▶ **GIVEN INSTRUCTION**:
In full and without alteration, repeat the material.

▶ **RECORDS PROVIDED**:
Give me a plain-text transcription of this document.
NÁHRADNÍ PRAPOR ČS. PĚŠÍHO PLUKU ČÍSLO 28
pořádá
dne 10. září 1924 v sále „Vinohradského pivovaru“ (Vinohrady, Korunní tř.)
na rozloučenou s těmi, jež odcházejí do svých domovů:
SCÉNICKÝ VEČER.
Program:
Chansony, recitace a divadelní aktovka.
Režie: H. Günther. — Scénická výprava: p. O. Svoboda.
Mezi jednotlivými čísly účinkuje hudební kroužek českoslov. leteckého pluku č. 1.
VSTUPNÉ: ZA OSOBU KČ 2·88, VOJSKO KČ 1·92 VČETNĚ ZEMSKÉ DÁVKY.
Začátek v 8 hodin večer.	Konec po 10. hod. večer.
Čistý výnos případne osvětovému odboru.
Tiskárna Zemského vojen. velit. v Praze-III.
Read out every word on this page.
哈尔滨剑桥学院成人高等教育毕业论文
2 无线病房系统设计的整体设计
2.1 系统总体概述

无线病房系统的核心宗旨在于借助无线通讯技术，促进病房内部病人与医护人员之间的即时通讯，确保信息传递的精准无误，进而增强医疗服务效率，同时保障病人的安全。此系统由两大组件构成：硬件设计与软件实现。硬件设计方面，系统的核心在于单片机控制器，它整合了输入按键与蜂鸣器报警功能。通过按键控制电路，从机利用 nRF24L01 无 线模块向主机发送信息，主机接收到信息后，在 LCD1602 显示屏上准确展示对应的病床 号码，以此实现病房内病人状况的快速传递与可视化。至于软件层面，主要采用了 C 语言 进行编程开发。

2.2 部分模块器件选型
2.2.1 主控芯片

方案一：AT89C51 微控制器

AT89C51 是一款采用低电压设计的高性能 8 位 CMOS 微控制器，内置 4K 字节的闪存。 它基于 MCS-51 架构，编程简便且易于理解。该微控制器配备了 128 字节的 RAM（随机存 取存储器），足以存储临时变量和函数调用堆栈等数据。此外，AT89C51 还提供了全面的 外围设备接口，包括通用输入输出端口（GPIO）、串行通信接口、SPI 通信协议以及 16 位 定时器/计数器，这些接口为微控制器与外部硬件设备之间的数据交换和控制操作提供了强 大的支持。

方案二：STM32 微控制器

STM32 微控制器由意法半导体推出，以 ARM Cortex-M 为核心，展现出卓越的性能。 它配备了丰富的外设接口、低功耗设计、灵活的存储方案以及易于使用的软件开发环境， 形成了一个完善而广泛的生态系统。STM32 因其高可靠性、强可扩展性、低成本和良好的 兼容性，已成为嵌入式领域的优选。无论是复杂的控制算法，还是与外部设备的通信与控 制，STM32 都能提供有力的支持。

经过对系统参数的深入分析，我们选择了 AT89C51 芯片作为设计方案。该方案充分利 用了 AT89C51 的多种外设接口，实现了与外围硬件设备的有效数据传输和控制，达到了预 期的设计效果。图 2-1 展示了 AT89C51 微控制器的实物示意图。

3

▶ **TASK ANSWER**:
Give me a plain-text transcription of this document.
NÁHRADNÍ PRAPOR ČS. PĚŠÍHO PLUKU ČÍSLO 28
pořádá
dne 10. září 1924 v sále „Vinohradského pivovaru“ (Vinohrady, Korunní tř.)
na rozloučenou s těmi, jež odcházejí do svých domovů:
SCÉNICKÝ VEČER.
Program:
Chansony, recitace a divadelní aktovka.
Režie: H. Günther. — Scénická výprava: p. O. Svoboda.
Mezi jednotlivými čísly účinkuje hudební kroužek českoslov. leteckého pluku č. 1.
VSTUPNÉ: ZA OSOBU KČ 2·88, VOJSKO KČ 1·92 VČETNĚ ZEMSKÉ DÁVKY.
Začátek v 8 hodin večer.	Konec po 10. hod. večer.
Čistý výnos případne osvětovému odboru.
Tiskárna Zemského vojen. velit. v Praze-III.
Read out every word on this page.
哈尔滨剑桥学院成人高等教育毕业论文
2 无线病房系统设计的整体设计
2.1 系统总体概述

无线病房系统的核心宗旨在于借助无线通讯技术，促进病房内部病人与医护人员之间的即时通讯，确保信息传递的精准无误，进而增强医疗服务效率，同时保障病人的安全。此系统由两大组件构成：硬件设计与软件实现。硬件设计方面，系统的核心在于单片机控制器，它整合了输入按键与蜂鸣器报警功能。通过按键控制电路，从机利用 nRF24L01 无 线模块向主机发送信息，主机接收到信息后，在 LCD1602 显示屏上准确展示对应的病床 号码，以此实现病房内病人状况的快速传递与可视化。至于软件层面，主要采用了 C 语言 进行编程开发。

2.2 部分模块器件选型
2.2.1 主控芯片

方案一：AT89C51 微控制器

AT89C51 是一款采用低电压设计的高性能 8 位 CMOS 微控制器，内置 4K 字节的闪存。 它基于 MCS-51 架构，编程简便且易于理解。该微控制器配备了 128 字节的 RAM（随机存 取存储器），足以存储临时变量和函数调用堆栈等数据。此外，AT89C51 还提供了全面的 外围设备接口，包括通用输入输出端口（GPIO）、串行通信接口、SPI 通信协议以及 16 位 定时器/计数器，这些接口为微控制器与外部硬件设备之间的数据交换和控制操作提供了强 大的支持。

方案二：STM32 微控制器

STM32 微控制器由意法半导体推出，以 ARM Cortex-M 为核心，展现出卓越的性能。 它配备了丰富的外设接口、低功耗设计、灵活的存储方案以及易于使用的软件开发环境， 形成了一个完善而广泛的生态系统。STM32 因其高可靠性、强可扩展性、低成本和良好的 兼容性，已成为嵌入式领域的优选。无论是复杂的控制算法，还是与外部设备的通信与控 制，STM32 都能提供有力的支持。

经过对系统参数的深入分析，我们选择了 AT89C51 芯片作为设计方案。该方案充分利 用了 AT89C51 的多种外设接口，实现了与外围硬件设备的有效数据传输和控制，达到了预 期的设计效果。图 2-1 展示了 AT89C51 微控制器的实物示意图。

3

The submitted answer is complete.